Education

Union County lobbies to end quarantines amid COVID ‘rollercoaster’ for schools

Union County officials want North Carolina leaders to stop requiring public schools participate in COVID-19 contact tracing and end mandatory student quarantine periods as currently ordered.

Union County’s commissioners and Board of Education approved the joint resolution at separate meetings this week — the resolution included input from Union County Public Health Director Dennis Joyner and County Manager Mark Watson. Officials cite the burden of contact tracing on public health workers and school nurses, and the “substantial costs” of children having to sporadically quarantine.

Both county commissioners and school board members also said additional tools, like vaccinations, are now available to help keep COVID-19 infection rates low.

“I support this for the children who time and time again were quarantined and never had COVID-19,” county commissioner Stony Rushing said. “These families, these children — the future of this county — they’re the ones who are suffering.

The district’s school board has bucked various recommendations and best practices when it comes to handling the pandemic since school began in August. The district hasn’t mandated masks this school year, and was at odds with Joyner in September when a board vote effectively curtailed widespread quarantining of students — a precaution health experts recommended in order cut down on possible coronavirus outbreaks in schools, where many children were not yet able to be vaccinated.

## The problem
Does the article about Union County agree with each of these statements? Answer yes or no for each, quoting the article's deciding words exactly. (a) The school district has required masks this school year. (b) The joint resolution included input from the county's public health director. (c) The commissioners and the Board of Education approved the resolution at one shared meeting. The items that follow are separate material and have no connection to the article.

## Information supplied
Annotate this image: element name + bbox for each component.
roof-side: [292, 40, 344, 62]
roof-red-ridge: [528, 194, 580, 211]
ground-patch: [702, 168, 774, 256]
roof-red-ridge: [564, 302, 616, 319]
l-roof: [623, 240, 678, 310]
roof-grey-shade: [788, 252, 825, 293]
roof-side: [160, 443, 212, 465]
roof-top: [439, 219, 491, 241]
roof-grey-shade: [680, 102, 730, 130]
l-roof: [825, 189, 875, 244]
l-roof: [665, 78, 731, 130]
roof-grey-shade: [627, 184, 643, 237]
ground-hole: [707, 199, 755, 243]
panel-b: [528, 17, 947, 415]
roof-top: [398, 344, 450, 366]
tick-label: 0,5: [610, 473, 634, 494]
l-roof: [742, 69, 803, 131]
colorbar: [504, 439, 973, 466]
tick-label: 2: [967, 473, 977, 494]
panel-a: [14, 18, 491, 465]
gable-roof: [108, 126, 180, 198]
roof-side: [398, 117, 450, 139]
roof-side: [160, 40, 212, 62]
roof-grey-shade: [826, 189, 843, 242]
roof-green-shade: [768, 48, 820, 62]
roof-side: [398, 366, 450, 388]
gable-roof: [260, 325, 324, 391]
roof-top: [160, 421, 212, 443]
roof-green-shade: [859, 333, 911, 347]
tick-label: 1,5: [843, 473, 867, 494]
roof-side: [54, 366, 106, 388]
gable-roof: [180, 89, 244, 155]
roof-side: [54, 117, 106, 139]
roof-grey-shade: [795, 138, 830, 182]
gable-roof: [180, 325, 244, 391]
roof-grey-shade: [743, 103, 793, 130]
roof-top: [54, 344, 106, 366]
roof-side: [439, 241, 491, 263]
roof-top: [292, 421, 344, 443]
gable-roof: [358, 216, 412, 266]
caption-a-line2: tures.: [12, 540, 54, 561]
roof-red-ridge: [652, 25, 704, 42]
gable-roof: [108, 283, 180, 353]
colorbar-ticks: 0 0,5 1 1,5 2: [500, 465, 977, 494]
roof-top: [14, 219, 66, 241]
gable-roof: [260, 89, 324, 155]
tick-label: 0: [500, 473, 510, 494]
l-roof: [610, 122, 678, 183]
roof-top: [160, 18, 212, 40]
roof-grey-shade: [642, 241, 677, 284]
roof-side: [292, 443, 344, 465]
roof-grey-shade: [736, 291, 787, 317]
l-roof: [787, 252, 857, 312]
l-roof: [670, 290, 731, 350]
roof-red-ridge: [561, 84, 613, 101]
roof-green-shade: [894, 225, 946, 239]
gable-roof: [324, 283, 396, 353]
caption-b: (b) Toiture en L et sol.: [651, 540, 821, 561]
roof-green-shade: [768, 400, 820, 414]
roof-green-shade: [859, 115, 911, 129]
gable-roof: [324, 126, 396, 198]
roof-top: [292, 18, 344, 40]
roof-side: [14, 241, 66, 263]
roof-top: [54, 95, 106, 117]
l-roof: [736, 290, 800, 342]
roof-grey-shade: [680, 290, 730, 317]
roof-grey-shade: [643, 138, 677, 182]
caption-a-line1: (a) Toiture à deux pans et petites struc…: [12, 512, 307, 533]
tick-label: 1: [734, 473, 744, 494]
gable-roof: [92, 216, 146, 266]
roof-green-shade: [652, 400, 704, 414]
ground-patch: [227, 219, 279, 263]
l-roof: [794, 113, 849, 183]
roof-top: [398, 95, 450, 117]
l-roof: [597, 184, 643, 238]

## Solution for this exercise
(a) No: "The district hasn’t mandated masks this school year"
(b) Yes: "the resolution included input from Union County Public Health Director Dennis Joyner"
(c) No: "approved the joint resolution at separate meetings this week"